Source records
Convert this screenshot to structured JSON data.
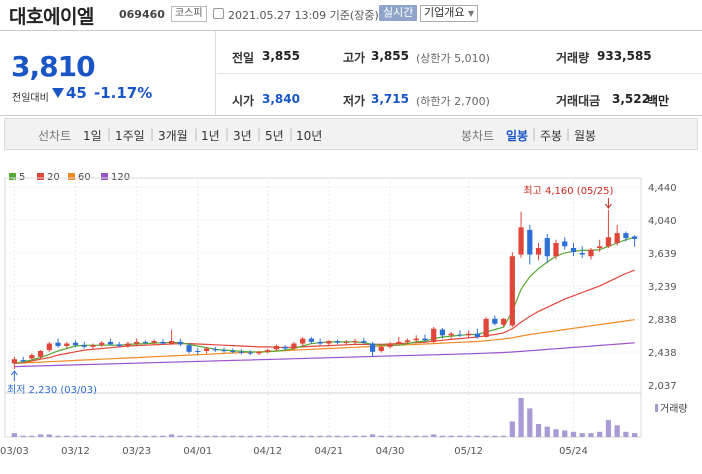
{
  "header": {
    "name": "대호에이엘",
    "code": "069460",
    "market": "코스피",
    "datetime": "2021.05.27 13:09 기준(장중)",
    "realtime_label": "실시간",
    "overview_label": "기업개요"
  },
  "summary": {
    "price": "3,810",
    "prev_label": "전일대비",
    "change": "45",
    "change_pct": "-1.17%",
    "stats": [
      {
        "label": "전일",
        "value": "3,855",
        "sub": "",
        "color": "black"
      },
      {
        "label": "고가",
        "value": "3,855",
        "sub": "(상한가 5,010)",
        "color": "black"
      },
      {
        "label": "거래량",
        "value": "933,585",
        "sub": "",
        "color": "black"
      },
      {
        "label": "시가",
        "value": "3,840",
        "sub": "",
        "color": "blue"
      },
      {
        "label": "저가",
        "value": "3,715",
        "sub": "(하한가 2,700)",
        "color": "blue"
      },
      {
        "label": "거래대금",
        "value": "3,522",
        "sub": "백만",
        "color": "black"
      }
    ]
  },
  "tabs": {
    "line_label": "선차트",
    "periods": [
      "1일",
      "1주일",
      "3개월",
      "1년",
      "3년",
      "5년",
      "10년"
    ],
    "candle_label": "봉차트",
    "candle_periods": [
      "일봉",
      "주봉",
      "월봉"
    ],
    "candle_active": "일봉"
  },
  "legend": [
    {
      "label": "5",
      "color": "#55aa33"
    },
    {
      "label": "20",
      "color": "#e0463a"
    },
    {
      "label": "60",
      "color": "#f08a24"
    },
    {
      "label": "120",
      "color": "#9955cc"
    }
  ],
  "chart_data": {
    "type": "candlestick",
    "y_ticks": [
      "4,440",
      "4,040",
      "3,639",
      "3,239",
      "2,838",
      "2,438",
      "2,037"
    ],
    "ylim": [
      2037,
      4440
    ],
    "x_labels": [
      "03/03",
      "03/12",
      "03/23",
      "04/01",
      "04/12",
      "04/21",
      "04/30",
      "05/12",
      "05/24"
    ],
    "high_annotation": "최고 4,160 (05/25)",
    "low_annotation": "최저 2,230 (03/03)",
    "volume_label": "거래량",
    "colors": {
      "up": "#e0463a",
      "down": "#2e6fd6"
    },
    "candles": [
      {
        "o": 2300,
        "h": 2380,
        "l": 2230,
        "c": 2350
      },
      {
        "o": 2340,
        "h": 2380,
        "l": 2310,
        "c": 2330
      },
      {
        "o": 2360,
        "h": 2420,
        "l": 2330,
        "c": 2400
      },
      {
        "o": 2380,
        "h": 2460,
        "l": 2350,
        "c": 2450
      },
      {
        "o": 2460,
        "h": 2560,
        "l": 2440,
        "c": 2540
      },
      {
        "o": 2550,
        "h": 2600,
        "l": 2490,
        "c": 2510
      },
      {
        "o": 2510,
        "h": 2560,
        "l": 2480,
        "c": 2540
      },
      {
        "o": 2550,
        "h": 2580,
        "l": 2500,
        "c": 2520
      },
      {
        "o": 2520,
        "h": 2560,
        "l": 2480,
        "c": 2500
      },
      {
        "o": 2500,
        "h": 2540,
        "l": 2470,
        "c": 2520
      },
      {
        "o": 2520,
        "h": 2570,
        "l": 2500,
        "c": 2550
      },
      {
        "o": 2560,
        "h": 2600,
        "l": 2520,
        "c": 2530
      },
      {
        "o": 2530,
        "h": 2560,
        "l": 2500,
        "c": 2510
      },
      {
        "o": 2510,
        "h": 2560,
        "l": 2490,
        "c": 2540
      },
      {
        "o": 2540,
        "h": 2600,
        "l": 2520,
        "c": 2560
      },
      {
        "o": 2560,
        "h": 2580,
        "l": 2530,
        "c": 2550
      },
      {
        "o": 2550,
        "h": 2590,
        "l": 2520,
        "c": 2570
      },
      {
        "o": 2560,
        "h": 2590,
        "l": 2530,
        "c": 2540
      },
      {
        "o": 2540,
        "h": 2710,
        "l": 2530,
        "c": 2570
      },
      {
        "o": 2560,
        "h": 2600,
        "l": 2510,
        "c": 2530
      },
      {
        "o": 2520,
        "h": 2540,
        "l": 2420,
        "c": 2440
      },
      {
        "o": 2450,
        "h": 2490,
        "l": 2410,
        "c": 2440
      },
      {
        "o": 2450,
        "h": 2500,
        "l": 2420,
        "c": 2480
      },
      {
        "o": 2470,
        "h": 2500,
        "l": 2440,
        "c": 2460
      },
      {
        "o": 2460,
        "h": 2490,
        "l": 2430,
        "c": 2450
      },
      {
        "o": 2450,
        "h": 2480,
        "l": 2420,
        "c": 2440
      },
      {
        "o": 2440,
        "h": 2470,
        "l": 2410,
        "c": 2430
      },
      {
        "o": 2430,
        "h": 2460,
        "l": 2400,
        "c": 2420
      },
      {
        "o": 2420,
        "h": 2450,
        "l": 2400,
        "c": 2440
      },
      {
        "o": 2440,
        "h": 2480,
        "l": 2420,
        "c": 2460
      },
      {
        "o": 2470,
        "h": 2530,
        "l": 2450,
        "c": 2510
      },
      {
        "o": 2500,
        "h": 2520,
        "l": 2460,
        "c": 2480
      },
      {
        "o": 2480,
        "h": 2560,
        "l": 2460,
        "c": 2540
      },
      {
        "o": 2540,
        "h": 2620,
        "l": 2510,
        "c": 2600
      },
      {
        "o": 2600,
        "h": 2620,
        "l": 2540,
        "c": 2560
      },
      {
        "o": 2560,
        "h": 2600,
        "l": 2520,
        "c": 2540
      },
      {
        "o": 2540,
        "h": 2580,
        "l": 2520,
        "c": 2570
      },
      {
        "o": 2570,
        "h": 2590,
        "l": 2530,
        "c": 2550
      },
      {
        "o": 2550,
        "h": 2580,
        "l": 2520,
        "c": 2560
      },
      {
        "o": 2560,
        "h": 2600,
        "l": 2530,
        "c": 2570
      },
      {
        "o": 2570,
        "h": 2610,
        "l": 2540,
        "c": 2550
      },
      {
        "o": 2540,
        "h": 2560,
        "l": 2380,
        "c": 2440
      },
      {
        "o": 2450,
        "h": 2520,
        "l": 2430,
        "c": 2500
      },
      {
        "o": 2500,
        "h": 2560,
        "l": 2480,
        "c": 2540
      },
      {
        "o": 2540,
        "h": 2620,
        "l": 2520,
        "c": 2560
      },
      {
        "o": 2560,
        "h": 2600,
        "l": 2540,
        "c": 2580
      },
      {
        "o": 2580,
        "h": 2640,
        "l": 2560,
        "c": 2600
      },
      {
        "o": 2600,
        "h": 2650,
        "l": 2560,
        "c": 2580
      },
      {
        "o": 2560,
        "h": 2740,
        "l": 2540,
        "c": 2720
      },
      {
        "o": 2710,
        "h": 2730,
        "l": 2600,
        "c": 2640
      },
      {
        "o": 2640,
        "h": 2680,
        "l": 2600,
        "c": 2660
      },
      {
        "o": 2650,
        "h": 2700,
        "l": 2620,
        "c": 2640
      },
      {
        "o": 2640,
        "h": 2700,
        "l": 2610,
        "c": 2660
      },
      {
        "o": 2660,
        "h": 2720,
        "l": 2600,
        "c": 2620
      },
      {
        "o": 2620,
        "h": 2860,
        "l": 2610,
        "c": 2840
      },
      {
        "o": 2840,
        "h": 2880,
        "l": 2760,
        "c": 2780
      },
      {
        "o": 2770,
        "h": 2850,
        "l": 2740,
        "c": 2840
      },
      {
        "o": 2760,
        "h": 3650,
        "l": 2740,
        "c": 3600
      },
      {
        "o": 3620,
        "h": 4140,
        "l": 3580,
        "c": 3950
      },
      {
        "o": 3920,
        "h": 3980,
        "l": 3500,
        "c": 3620
      },
      {
        "o": 3620,
        "h": 3760,
        "l": 3550,
        "c": 3700
      },
      {
        "o": 3820,
        "h": 3870,
        "l": 3520,
        "c": 3600
      },
      {
        "o": 3600,
        "h": 3800,
        "l": 3560,
        "c": 3760
      },
      {
        "o": 3780,
        "h": 3830,
        "l": 3680,
        "c": 3720
      },
      {
        "o": 3700,
        "h": 3760,
        "l": 3600,
        "c": 3650
      },
      {
        "o": 3640,
        "h": 3720,
        "l": 3580,
        "c": 3620
      },
      {
        "o": 3600,
        "h": 3700,
        "l": 3560,
        "c": 3680
      },
      {
        "o": 3700,
        "h": 3800,
        "l": 3650,
        "c": 3720
      },
      {
        "o": 3720,
        "h": 4160,
        "l": 3700,
        "c": 3830
      },
      {
        "o": 3760,
        "h": 3980,
        "l": 3730,
        "c": 3880
      },
      {
        "o": 3880,
        "h": 3900,
        "l": 3780,
        "c": 3820
      },
      {
        "o": 3840,
        "h": 3855,
        "l": 3715,
        "c": 3810
      }
    ],
    "volume": [
      3,
      1,
      1,
      2,
      2,
      1,
      1,
      1,
      1,
      1,
      1,
      1,
      1,
      1,
      1,
      1,
      1,
      1,
      2,
      1,
      1,
      1,
      1,
      1,
      1,
      1,
      1,
      1,
      1,
      1,
      1,
      1,
      1,
      1,
      1,
      1,
      1,
      1,
      1,
      1,
      1,
      2,
      1,
      1,
      1,
      1,
      1,
      1,
      2,
      1,
      1,
      1,
      1,
      1,
      1,
      1,
      1,
      12,
      30,
      22,
      10,
      8,
      6,
      5,
      4,
      3,
      3,
      4,
      13,
      9,
      4,
      3
    ],
    "ma": {
      "5": [
        2300,
        2320,
        2340,
        2370,
        2410,
        2450,
        2480,
        2510,
        2520,
        2520,
        2520,
        2520,
        2520,
        2530,
        2535,
        2540,
        2545,
        2550,
        2555,
        2550,
        2530,
        2510,
        2490,
        2470,
        2460,
        2455,
        2445,
        2440,
        2435,
        2440,
        2450,
        2460,
        2480,
        2510,
        2540,
        2550,
        2560,
        2560,
        2560,
        2560,
        2550,
        2530,
        2520,
        2520,
        2520,
        2540,
        2560,
        2570,
        2600,
        2620,
        2630,
        2640,
        2650,
        2650,
        2680,
        2710,
        2740,
        2930,
        3200,
        3350,
        3450,
        3530,
        3600,
        3640,
        3660,
        3670,
        3670,
        3680,
        3720,
        3760,
        3800,
        3830
      ],
      "20": [
        2300,
        2310,
        2330,
        2350,
        2370,
        2400,
        2420,
        2440,
        2460,
        2470,
        2480,
        2490,
        2500,
        2510,
        2515,
        2520,
        2525,
        2530,
        2535,
        2540,
        2540,
        2535,
        2530,
        2525,
        2520,
        2515,
        2510,
        2505,
        2500,
        2500,
        2495,
        2495,
        2495,
        2500,
        2505,
        2510,
        2515,
        2520,
        2525,
        2530,
        2530,
        2530,
        2530,
        2535,
        2540,
        2545,
        2550,
        2555,
        2570,
        2580,
        2590,
        2600,
        2610,
        2620,
        2635,
        2650,
        2670,
        2720,
        2800,
        2870,
        2930,
        2980,
        3030,
        3080,
        3120,
        3160,
        3200,
        3240,
        3290,
        3340,
        3390,
        3430
      ],
      "60": [
        2300,
        2305,
        2310,
        2315,
        2320,
        2325,
        2330,
        2335,
        2340,
        2345,
        2350,
        2355,
        2360,
        2365,
        2370,
        2375,
        2380,
        2385,
        2390,
        2395,
        2400,
        2405,
        2410,
        2415,
        2420,
        2425,
        2430,
        2435,
        2440,
        2445,
        2450,
        2455,
        2460,
        2465,
        2470,
        2475,
        2480,
        2485,
        2490,
        2495,
        2500,
        2505,
        2510,
        2515,
        2520,
        2525,
        2530,
        2535,
        2540,
        2545,
        2550,
        2555,
        2560,
        2565,
        2575,
        2585,
        2595,
        2610,
        2630,
        2650,
        2665,
        2680,
        2695,
        2710,
        2725,
        2740,
        2755,
        2770,
        2785,
        2800,
        2815,
        2830
      ],
      "120": [
        2260,
        2263,
        2266,
        2269,
        2272,
        2275,
        2278,
        2281,
        2284,
        2287,
        2290,
        2293,
        2296,
        2299,
        2302,
        2305,
        2308,
        2311,
        2314,
        2317,
        2320,
        2323,
        2326,
        2329,
        2332,
        2335,
        2338,
        2341,
        2344,
        2347,
        2350,
        2353,
        2356,
        2359,
        2362,
        2365,
        2368,
        2371,
        2374,
        2377,
        2380,
        2383,
        2386,
        2389,
        2392,
        2395,
        2398,
        2401,
        2404,
        2407,
        2410,
        2413,
        2416,
        2419,
        2423,
        2427,
        2431,
        2437,
        2445,
        2453,
        2461,
        2469,
        2477,
        2485,
        2493,
        2501,
        2509,
        2517,
        2525,
        2533,
        2541,
        2549
      ]
    }
  }
}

Exercise task
Identify all lines in the records above with the word "value".

Answer to the task
        "value": "3,855",
        "value": "3,855",
        "value": "933,585",
        "value": "3,840",
        "value": "3,715",
        "value": "3,522",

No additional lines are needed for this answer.